Task to carry out:
Transcribe the entries that follow, word for word.

Data entries
□ □ □ □ □
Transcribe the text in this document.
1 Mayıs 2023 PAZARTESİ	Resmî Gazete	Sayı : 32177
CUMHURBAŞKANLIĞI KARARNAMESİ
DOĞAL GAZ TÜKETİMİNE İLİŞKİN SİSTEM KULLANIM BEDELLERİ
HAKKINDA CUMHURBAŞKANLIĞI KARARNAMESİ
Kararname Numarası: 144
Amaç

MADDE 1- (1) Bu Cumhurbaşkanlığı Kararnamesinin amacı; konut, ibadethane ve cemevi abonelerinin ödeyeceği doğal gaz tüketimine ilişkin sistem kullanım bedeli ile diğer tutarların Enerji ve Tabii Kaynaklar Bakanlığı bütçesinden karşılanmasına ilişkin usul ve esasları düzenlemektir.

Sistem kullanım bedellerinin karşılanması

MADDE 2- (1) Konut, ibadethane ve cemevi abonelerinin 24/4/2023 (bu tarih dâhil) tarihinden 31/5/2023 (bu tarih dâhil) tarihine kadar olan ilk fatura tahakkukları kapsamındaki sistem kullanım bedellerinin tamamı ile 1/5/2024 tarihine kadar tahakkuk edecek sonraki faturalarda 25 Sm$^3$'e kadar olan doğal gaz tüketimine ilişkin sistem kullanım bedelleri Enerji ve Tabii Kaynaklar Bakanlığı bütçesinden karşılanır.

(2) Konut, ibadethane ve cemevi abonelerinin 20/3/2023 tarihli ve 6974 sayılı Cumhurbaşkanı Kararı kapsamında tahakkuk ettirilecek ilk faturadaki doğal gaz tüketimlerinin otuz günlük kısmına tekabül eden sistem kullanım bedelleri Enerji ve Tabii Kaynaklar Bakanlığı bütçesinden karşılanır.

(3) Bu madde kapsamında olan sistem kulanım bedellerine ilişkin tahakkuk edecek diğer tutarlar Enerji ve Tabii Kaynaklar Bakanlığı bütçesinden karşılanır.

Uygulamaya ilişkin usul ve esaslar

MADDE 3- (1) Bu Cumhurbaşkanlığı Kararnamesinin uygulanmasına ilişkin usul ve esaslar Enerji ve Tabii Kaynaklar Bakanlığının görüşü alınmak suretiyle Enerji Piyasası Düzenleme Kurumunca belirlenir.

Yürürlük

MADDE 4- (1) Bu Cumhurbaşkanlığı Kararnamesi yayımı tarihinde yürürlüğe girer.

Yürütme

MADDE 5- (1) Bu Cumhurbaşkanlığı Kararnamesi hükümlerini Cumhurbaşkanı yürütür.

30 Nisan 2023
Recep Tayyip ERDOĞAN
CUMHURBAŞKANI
□ □ □ □ □
Result below:
Transcribe the text in this document.
1 Mayıs 2023 PAZARTESİ	Resmî Gazete	Sayı : 32177
CUMHURBAŞKANLIĞI KARARNAMESİ
DOĞAL GAZ TÜKETİMİNE İLİŞKİN SİSTEM KULLANIM BEDELLERİ
HAKKINDA CUMHURBAŞKANLIĞI KARARNAMESİ
Kararname Numarası: 144
Amaç

MADDE 1- (1) Bu Cumhurbaşkanlığı Kararnamesinin amacı; konut, ibadethane ve cemevi abonelerinin ödeyeceği doğal gaz tüketimine ilişkin sistem kullanım bedeli ile diğer tutarların Enerji ve Tabii Kaynaklar Bakanlığı bütçesinden karşılanmasına ilişkin usul ve esasları düzenlemektir.

Sistem kullanım bedellerinin karşılanması

MADDE 2- (1) Konut, ibadethane ve cemevi abonelerinin 24/4/2023 (bu tarih dâhil) tarihinden 31/5/2023 (bu tarih dâhil) tarihine kadar olan ilk fatura tahakkukları kapsamındaki sistem kullanım bedellerinin tamamı ile 1/5/2024 tarihine kadar tahakkuk edecek sonraki faturalarda 25 Sm$^3$'e kadar olan doğal gaz tüketimine ilişkin sistem kullanım bedelleri Enerji ve Tabii Kaynaklar Bakanlığı bütçesinden karşılanır.

(2) Konut, ibadethane ve cemevi abonelerinin 20/3/2023 tarihli ve 6974 sayılı Cumhurbaşkanı Kararı kapsamında tahakkuk ettirilecek ilk faturadaki doğal gaz tüketimlerinin otuz günlük kısmına tekabül eden sistem kullanım bedelleri Enerji ve Tabii Kaynaklar Bakanlığı bütçesinden karşılanır.

(3) Bu madde kapsamında olan sistem kulanım bedellerine ilişkin tahakkuk edecek diğer tutarlar Enerji ve Tabii Kaynaklar Bakanlığı bütçesinden karşılanır.

Uygulamaya ilişkin usul ve esaslar

MADDE 3- (1) Bu Cumhurbaşkanlığı Kararnamesinin uygulanmasına ilişkin usul ve esaslar Enerji ve Tabii Kaynaklar Bakanlığının görüşü alınmak suretiyle Enerji Piyasası Düzenleme Kurumunca belirlenir.

Yürürlük

MADDE 4- (1) Bu Cumhurbaşkanlığı Kararnamesi yayımı tarihinde yürürlüğe girer.

Yürütme

MADDE 5- (1) Bu Cumhurbaşkanlığı Kararnamesi hükümlerini Cumhurbaşkanı yürütür.

30 Nisan 2023
Recep Tayyip ERDOĞAN
CUMHURBAŞKANI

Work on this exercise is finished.